## Aim
From the entries below, report how many lines contain the string "than". Give only that number.
++++++++++++++++++++
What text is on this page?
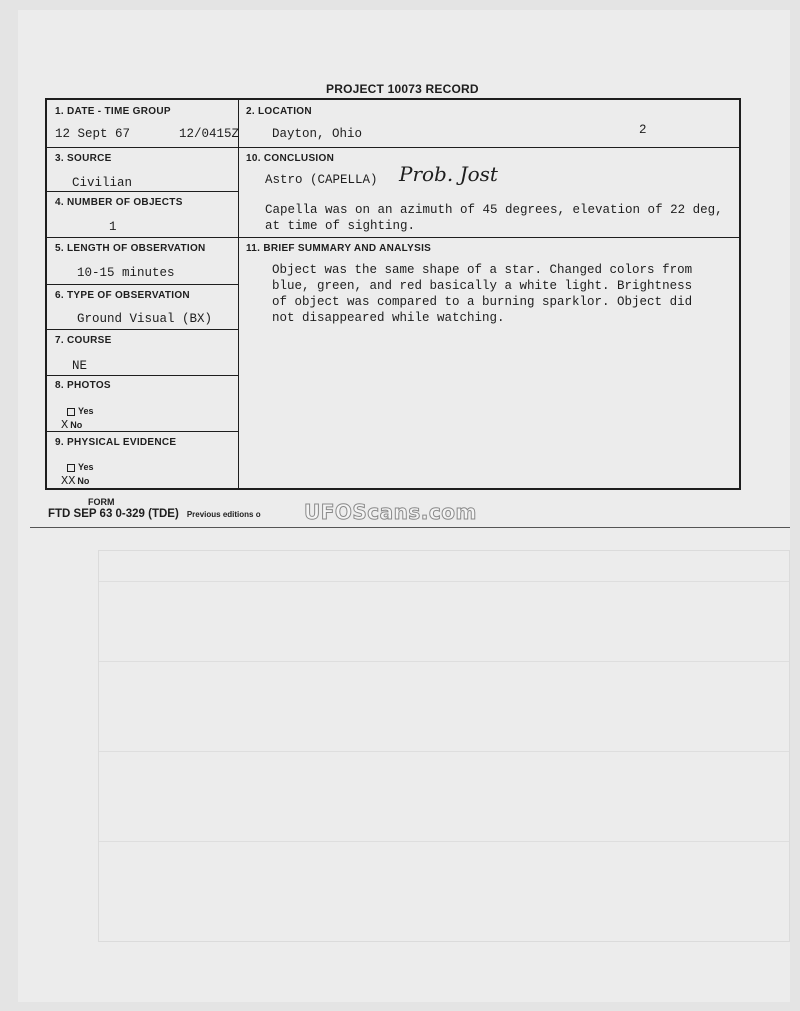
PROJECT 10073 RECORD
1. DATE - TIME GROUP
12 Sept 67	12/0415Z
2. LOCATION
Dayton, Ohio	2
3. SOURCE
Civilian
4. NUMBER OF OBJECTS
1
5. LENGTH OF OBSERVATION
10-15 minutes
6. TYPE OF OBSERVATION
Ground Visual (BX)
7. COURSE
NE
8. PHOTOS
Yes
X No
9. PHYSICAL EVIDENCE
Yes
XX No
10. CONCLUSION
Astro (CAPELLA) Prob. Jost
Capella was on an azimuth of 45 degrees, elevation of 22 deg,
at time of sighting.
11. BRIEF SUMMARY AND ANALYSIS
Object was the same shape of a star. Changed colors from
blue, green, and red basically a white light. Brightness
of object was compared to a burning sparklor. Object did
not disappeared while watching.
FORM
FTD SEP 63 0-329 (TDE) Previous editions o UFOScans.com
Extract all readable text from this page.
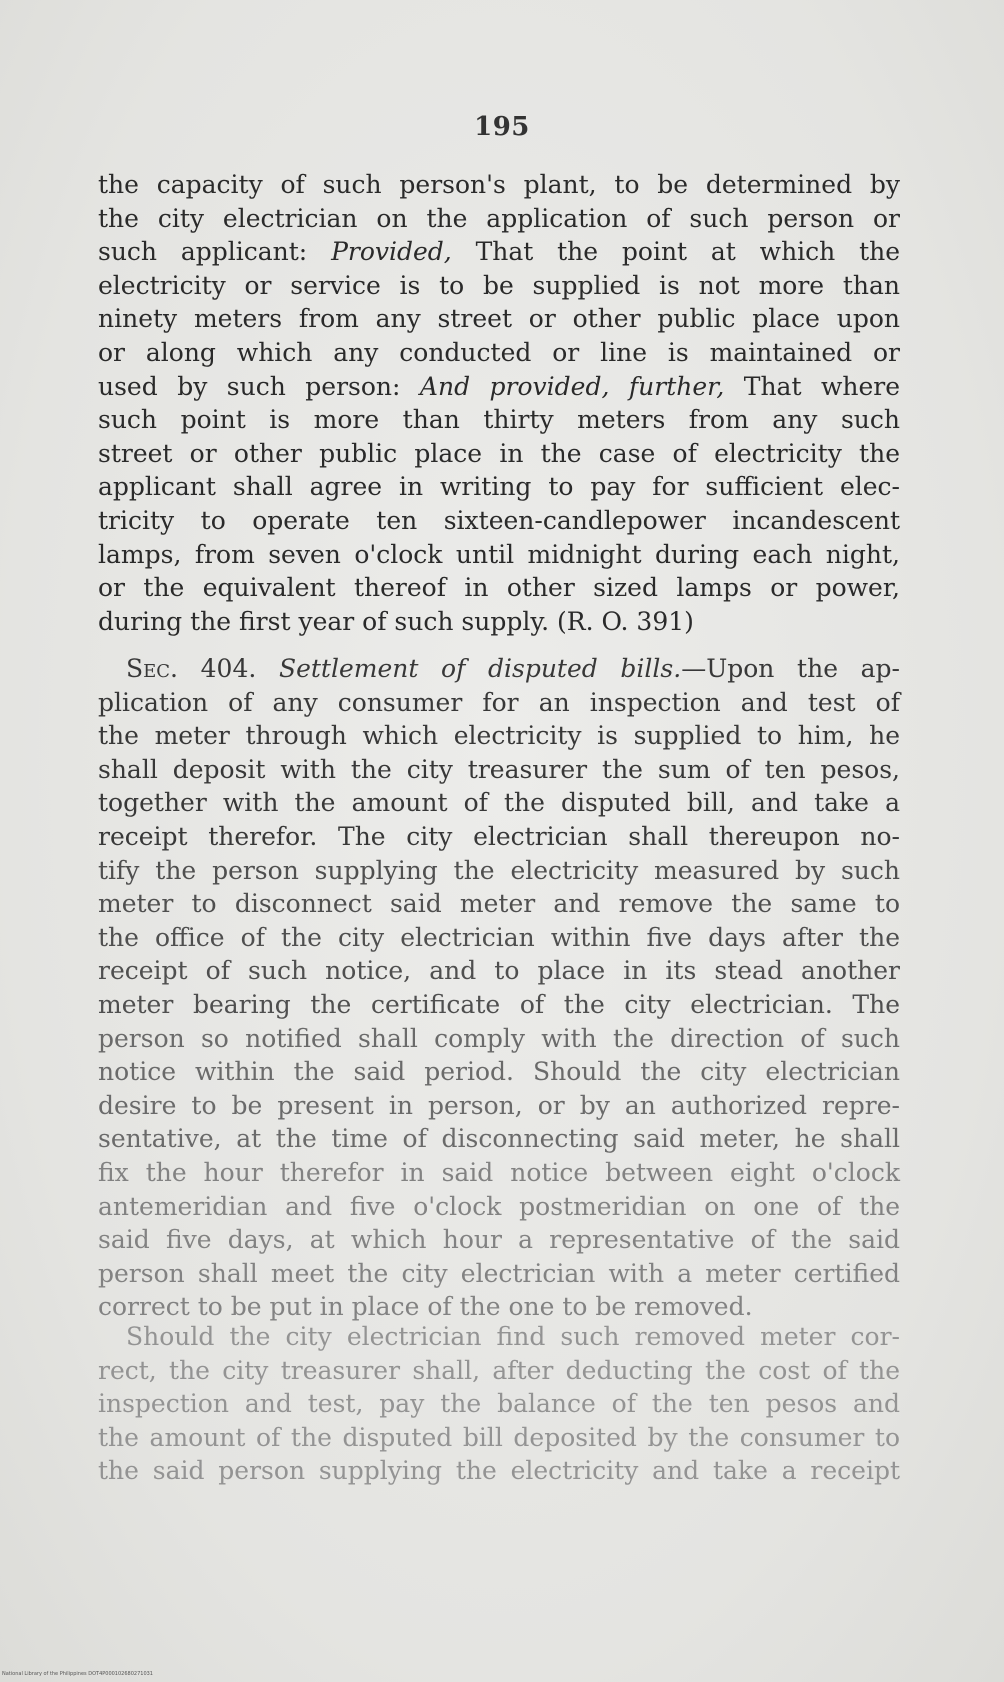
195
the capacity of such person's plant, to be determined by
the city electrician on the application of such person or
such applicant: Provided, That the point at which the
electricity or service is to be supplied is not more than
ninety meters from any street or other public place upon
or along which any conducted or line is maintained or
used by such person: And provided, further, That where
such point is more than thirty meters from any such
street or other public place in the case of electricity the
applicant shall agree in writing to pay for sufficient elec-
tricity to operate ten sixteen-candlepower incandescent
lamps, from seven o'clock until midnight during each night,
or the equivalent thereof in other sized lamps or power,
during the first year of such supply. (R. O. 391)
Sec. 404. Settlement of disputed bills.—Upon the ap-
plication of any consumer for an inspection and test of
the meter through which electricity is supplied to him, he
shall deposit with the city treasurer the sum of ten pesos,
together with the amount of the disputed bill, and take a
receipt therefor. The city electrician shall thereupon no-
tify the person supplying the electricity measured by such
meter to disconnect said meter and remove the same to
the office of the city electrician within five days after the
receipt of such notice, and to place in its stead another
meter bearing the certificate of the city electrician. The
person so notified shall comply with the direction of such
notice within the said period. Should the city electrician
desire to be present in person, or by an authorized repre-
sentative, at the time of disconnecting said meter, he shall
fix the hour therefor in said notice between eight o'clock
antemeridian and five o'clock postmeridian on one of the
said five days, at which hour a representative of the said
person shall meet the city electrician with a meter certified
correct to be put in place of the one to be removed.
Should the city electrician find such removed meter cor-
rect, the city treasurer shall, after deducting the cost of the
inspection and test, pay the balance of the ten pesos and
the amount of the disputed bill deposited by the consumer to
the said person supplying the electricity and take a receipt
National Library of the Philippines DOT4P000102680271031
++++++++++++++++++++
## Response to the exercise
2